### Work item
Look through the listing below and report the lines that have the word "generally" in them.

::::::

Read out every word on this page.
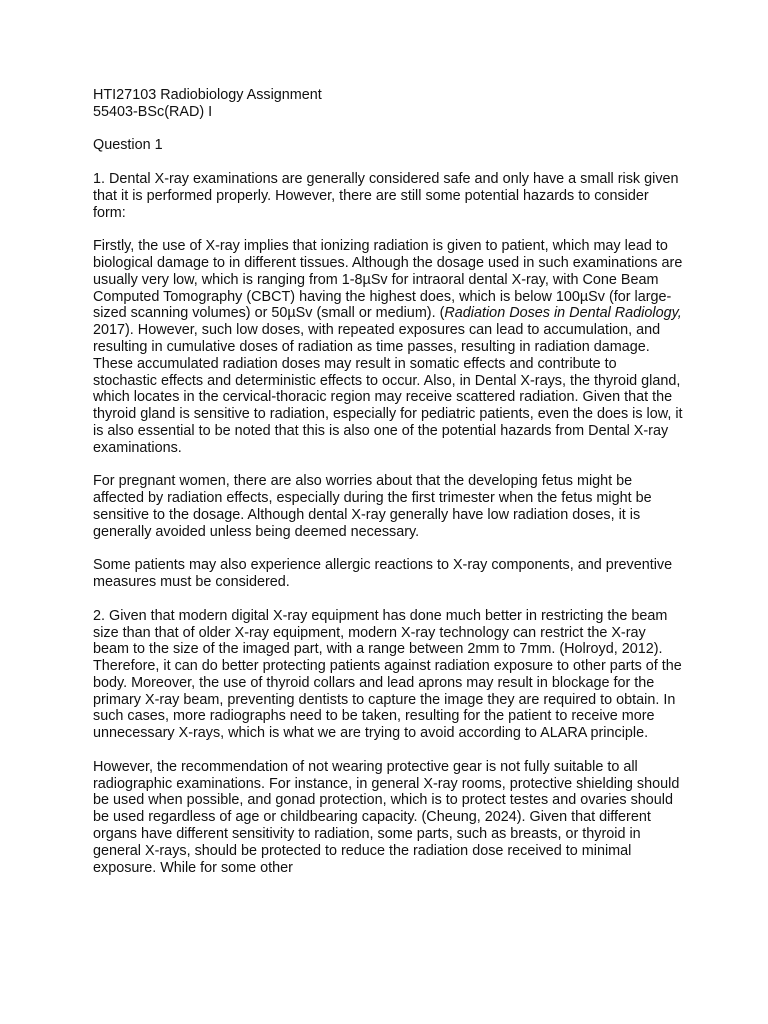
HTI27103 Radiobiology Assignment

55403-BSc(RAD) I

Question 1

1. Dental X-ray examinations are generally considered safe and only have a small risk given that it is performed properly. However, there are still some potential hazards to consider form:

Firstly, the use of X-ray implies that ionizing radiation is given to patient, which may lead to biological damage to in different tissues. Although the dosage used in such examinations are usually very low, which is ranging from 1-8µSv for intraoral dental X-ray, with Cone Beam Computed Tomography (CBCT) having the highest does, which is below 100µSv (for large-sized scanning volumes) or 50µSv (small or medium). (Radiation Doses in Dental Radiology, 2017). However, such low doses, with repeated exposures can lead to accumulation, and resulting in cumulative doses of radiation as time passes, resulting in radiation damage. These accumulated radiation doses may result in somatic effects and contribute to stochastic effects and deterministic effects to occur. Also, in Dental X-rays, the thyroid gland, which locates in the cervical-thoracic region may receive scattered radiation. Given that the thyroid gland is sensitive to radiation, especially for pediatric patients, even the does is low, it is also essential to be noted that this is also one of the potential hazards from Dental X-ray examinations.

For pregnant women, there are also worries about that the developing fetus might be affected by radiation effects, especially during the first trimester when the fetus might be sensitive to the dosage. Although dental X-ray generally have low radiation doses, it is generally avoided unless being deemed necessary.

Some patients may also experience allergic reactions to X-ray components, and preventive measures must be considered.

2. Given that modern digital X-ray equipment has done much better in restricting the beam size than that of older X-ray equipment, modern X-ray technology can restrict the X-ray beam to the size of the imaged part, with a range between 2mm to 7mm. (Holroyd, 2012). Therefore, it can do better protecting patients against radiation exposure to other parts of the body. Moreover, the use of thyroid collars and lead aprons may result in blockage for the primary X-ray beam, preventing dentists to capture the image they are required to obtain. In such cases, more radiographs need to be taken, resulting for the patient to receive more unnecessary X-rays, which is what we are trying to avoid according to ALARA principle.

However, the recommendation of not wearing protective gear is not fully suitable to all radiographic examinations. For instance, in general X-ray rooms, protective shielding should be used when possible, and gonad protection, which is to protect testes and ovaries should be used regardless of age or childbearing capacity. (Cheung, 2024). Given that different organs have different sensitivity to radiation, some parts, such as breasts, or thyroid in general X-rays, should be protected to reduce the radiation dose received to minimal exposure. While for some other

::::::

### Task solution
1. Dental X-ray examinations are generally considered safe and only have a small risk given that it is performed properly. However, there are still some potential hazards to consider form:
For pregnant women, there are also worries about that the developing fetus might be affected by radiation effects, especially during the first trimester when the fetus might be sensitive to the dosage. Although dental X-ray generally have low radiation doses, it is generally avoided unless being deemed necessary.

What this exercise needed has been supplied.